> Instructions to follow:
Take every line from the material that has the word "лабораторного" in it.

BEGIN Material for this exercise

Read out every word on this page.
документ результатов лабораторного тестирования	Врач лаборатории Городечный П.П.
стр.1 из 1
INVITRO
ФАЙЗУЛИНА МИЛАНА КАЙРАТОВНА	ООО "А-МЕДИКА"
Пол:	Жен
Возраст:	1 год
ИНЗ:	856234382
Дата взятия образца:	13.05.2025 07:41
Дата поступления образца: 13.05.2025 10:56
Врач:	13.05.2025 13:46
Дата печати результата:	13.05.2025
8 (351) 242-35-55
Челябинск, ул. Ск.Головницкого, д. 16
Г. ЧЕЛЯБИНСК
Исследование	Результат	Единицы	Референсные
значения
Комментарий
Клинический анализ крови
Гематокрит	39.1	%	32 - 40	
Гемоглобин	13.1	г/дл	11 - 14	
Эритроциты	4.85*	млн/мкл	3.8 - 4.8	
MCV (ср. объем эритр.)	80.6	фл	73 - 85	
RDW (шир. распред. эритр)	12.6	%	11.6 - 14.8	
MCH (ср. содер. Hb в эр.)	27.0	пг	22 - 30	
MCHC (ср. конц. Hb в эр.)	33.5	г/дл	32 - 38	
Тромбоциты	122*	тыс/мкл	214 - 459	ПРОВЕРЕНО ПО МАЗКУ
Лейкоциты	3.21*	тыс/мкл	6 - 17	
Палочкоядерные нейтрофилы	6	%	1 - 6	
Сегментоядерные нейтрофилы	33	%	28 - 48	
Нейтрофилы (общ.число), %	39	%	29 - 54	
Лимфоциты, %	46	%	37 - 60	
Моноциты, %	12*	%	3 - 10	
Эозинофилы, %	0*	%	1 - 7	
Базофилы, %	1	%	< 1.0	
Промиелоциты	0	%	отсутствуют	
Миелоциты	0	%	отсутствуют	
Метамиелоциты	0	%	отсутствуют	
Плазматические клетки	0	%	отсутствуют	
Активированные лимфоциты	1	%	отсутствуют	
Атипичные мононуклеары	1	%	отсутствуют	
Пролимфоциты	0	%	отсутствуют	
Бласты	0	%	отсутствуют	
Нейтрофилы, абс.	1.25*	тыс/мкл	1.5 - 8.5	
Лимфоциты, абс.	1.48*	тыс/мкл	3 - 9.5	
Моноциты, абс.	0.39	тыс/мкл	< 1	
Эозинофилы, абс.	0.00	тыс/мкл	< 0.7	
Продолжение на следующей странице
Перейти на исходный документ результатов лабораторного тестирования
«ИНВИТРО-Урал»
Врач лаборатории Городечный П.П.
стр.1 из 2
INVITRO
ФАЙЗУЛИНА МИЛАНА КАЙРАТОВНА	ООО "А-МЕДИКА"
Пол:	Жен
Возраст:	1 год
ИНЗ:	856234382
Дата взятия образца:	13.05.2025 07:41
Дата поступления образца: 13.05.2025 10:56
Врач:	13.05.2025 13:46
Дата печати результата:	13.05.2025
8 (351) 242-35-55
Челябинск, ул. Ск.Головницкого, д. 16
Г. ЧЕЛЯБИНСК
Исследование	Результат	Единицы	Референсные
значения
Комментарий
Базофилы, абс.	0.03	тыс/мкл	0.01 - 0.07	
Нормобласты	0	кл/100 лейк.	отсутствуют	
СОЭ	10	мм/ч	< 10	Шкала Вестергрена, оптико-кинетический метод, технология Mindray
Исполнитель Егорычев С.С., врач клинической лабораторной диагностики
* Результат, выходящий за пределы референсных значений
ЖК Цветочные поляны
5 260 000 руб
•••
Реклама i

END Material for this exercise
BEGIN Material for this exercise

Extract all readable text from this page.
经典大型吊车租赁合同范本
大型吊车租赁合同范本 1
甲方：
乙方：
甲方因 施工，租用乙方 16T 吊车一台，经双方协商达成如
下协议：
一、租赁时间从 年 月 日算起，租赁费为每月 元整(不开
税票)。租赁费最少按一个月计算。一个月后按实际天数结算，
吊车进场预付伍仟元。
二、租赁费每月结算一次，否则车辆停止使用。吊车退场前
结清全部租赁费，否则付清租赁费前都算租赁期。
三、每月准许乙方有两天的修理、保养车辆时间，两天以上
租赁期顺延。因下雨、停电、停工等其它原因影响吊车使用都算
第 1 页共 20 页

END Material for this exercise

> Task result:
документ результатов лабораторного тестирования	Врач лаборатории Городечный П.П.
Перейти на исходный документ результатов лабораторного тестирования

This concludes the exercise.